**Input data:**
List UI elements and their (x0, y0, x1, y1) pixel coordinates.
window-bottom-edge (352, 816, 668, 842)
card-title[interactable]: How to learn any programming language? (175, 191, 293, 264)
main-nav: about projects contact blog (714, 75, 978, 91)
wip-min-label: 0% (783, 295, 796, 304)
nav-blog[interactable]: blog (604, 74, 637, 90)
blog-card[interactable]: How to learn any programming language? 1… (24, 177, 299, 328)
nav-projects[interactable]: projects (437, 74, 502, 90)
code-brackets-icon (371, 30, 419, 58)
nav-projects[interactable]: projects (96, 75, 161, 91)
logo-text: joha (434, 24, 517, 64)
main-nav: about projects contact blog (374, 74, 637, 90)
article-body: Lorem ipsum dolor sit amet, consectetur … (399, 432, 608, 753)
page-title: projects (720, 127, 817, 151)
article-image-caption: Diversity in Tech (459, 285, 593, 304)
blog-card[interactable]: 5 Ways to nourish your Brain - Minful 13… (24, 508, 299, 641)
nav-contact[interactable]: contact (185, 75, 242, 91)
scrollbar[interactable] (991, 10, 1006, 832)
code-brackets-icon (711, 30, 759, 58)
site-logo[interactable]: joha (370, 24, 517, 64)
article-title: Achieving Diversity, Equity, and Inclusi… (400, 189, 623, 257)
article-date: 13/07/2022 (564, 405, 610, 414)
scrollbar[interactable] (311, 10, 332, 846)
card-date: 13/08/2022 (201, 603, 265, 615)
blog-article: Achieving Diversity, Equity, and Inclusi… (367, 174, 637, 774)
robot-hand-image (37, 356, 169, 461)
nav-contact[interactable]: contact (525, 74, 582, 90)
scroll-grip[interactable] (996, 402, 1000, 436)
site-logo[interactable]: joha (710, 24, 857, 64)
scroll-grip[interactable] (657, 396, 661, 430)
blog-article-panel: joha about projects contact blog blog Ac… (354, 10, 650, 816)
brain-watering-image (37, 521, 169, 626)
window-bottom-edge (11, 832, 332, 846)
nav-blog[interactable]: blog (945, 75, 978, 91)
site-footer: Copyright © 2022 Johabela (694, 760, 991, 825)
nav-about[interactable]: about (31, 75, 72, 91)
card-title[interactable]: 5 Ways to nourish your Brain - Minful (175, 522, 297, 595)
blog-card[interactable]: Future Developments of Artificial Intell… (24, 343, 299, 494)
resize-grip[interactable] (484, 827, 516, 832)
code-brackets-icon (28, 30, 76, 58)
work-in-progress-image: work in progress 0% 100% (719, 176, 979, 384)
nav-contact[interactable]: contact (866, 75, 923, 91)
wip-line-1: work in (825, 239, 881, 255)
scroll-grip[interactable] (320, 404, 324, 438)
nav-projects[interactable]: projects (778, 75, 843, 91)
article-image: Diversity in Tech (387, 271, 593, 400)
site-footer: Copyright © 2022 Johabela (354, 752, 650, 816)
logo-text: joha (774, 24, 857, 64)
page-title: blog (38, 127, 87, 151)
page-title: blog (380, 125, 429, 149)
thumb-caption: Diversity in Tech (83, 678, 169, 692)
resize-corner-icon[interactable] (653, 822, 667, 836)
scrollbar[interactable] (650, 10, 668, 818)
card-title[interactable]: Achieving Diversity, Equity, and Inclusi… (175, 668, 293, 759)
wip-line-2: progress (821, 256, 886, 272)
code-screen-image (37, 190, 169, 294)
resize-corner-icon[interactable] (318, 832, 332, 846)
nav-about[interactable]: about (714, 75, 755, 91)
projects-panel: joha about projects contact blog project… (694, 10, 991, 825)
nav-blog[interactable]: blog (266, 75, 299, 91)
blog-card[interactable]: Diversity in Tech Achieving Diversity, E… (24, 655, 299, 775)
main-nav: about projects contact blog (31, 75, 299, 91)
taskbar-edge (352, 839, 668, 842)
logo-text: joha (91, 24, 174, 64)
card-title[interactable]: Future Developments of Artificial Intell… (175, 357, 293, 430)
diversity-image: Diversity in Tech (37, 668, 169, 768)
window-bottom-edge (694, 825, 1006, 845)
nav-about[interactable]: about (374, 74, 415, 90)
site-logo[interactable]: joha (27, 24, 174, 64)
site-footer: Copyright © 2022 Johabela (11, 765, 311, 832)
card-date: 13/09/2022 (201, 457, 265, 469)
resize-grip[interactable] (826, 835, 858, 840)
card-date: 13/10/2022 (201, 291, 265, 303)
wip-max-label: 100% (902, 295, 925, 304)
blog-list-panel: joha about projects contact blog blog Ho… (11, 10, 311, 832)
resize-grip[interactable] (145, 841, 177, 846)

**Instruction:**
Reproduce the material from its first line through the line containing "card-date: 13/08/2022 (201, 603, 265, 615)", swapping every "code-brackets-icon" for "code-icon" and keeping everything else the same.

**Worked solution:**
List UI elements and their (x0, y0, x1, y1) pixel coordinates.
window-bottom-edge (352, 816, 668, 842)
card-title[interactable]: How to learn any programming language? (175, 191, 293, 264)
main-nav: about projects contact blog (714, 75, 978, 91)
wip-min-label: 0% (783, 295, 796, 304)
nav-blog[interactable]: blog (604, 74, 637, 90)
blog-card[interactable]: How to learn any programming language? 1… (24, 177, 299, 328)
nav-projects[interactable]: projects (437, 74, 502, 90)
code-icon (371, 30, 419, 58)
nav-projects[interactable]: projects (96, 75, 161, 91)
logo-text: joha (434, 24, 517, 64)
main-nav: about projects contact blog (374, 74, 637, 90)
article-body: Lorem ipsum dolor sit amet, consectetur … (399, 432, 608, 753)
page-title: projects (720, 127, 817, 151)
article-image-caption: Diversity in Tech (459, 285, 593, 304)
blog-card[interactable]: 5 Ways to nourish your Brain - Minful 13… (24, 508, 299, 641)
nav-contact[interactable]: contact (185, 75, 242, 91)
scrollbar[interactable] (991, 10, 1006, 832)
code-icon (711, 30, 759, 58)
site-logo[interactable]: joha (370, 24, 517, 64)
article-title: Achieving Diversity, Equity, and Inclusi… (400, 189, 623, 257)
article-date: 13/07/2022 (564, 405, 610, 414)
scrollbar[interactable] (311, 10, 332, 846)
card-date: 13/08/2022 (201, 603, 265, 615)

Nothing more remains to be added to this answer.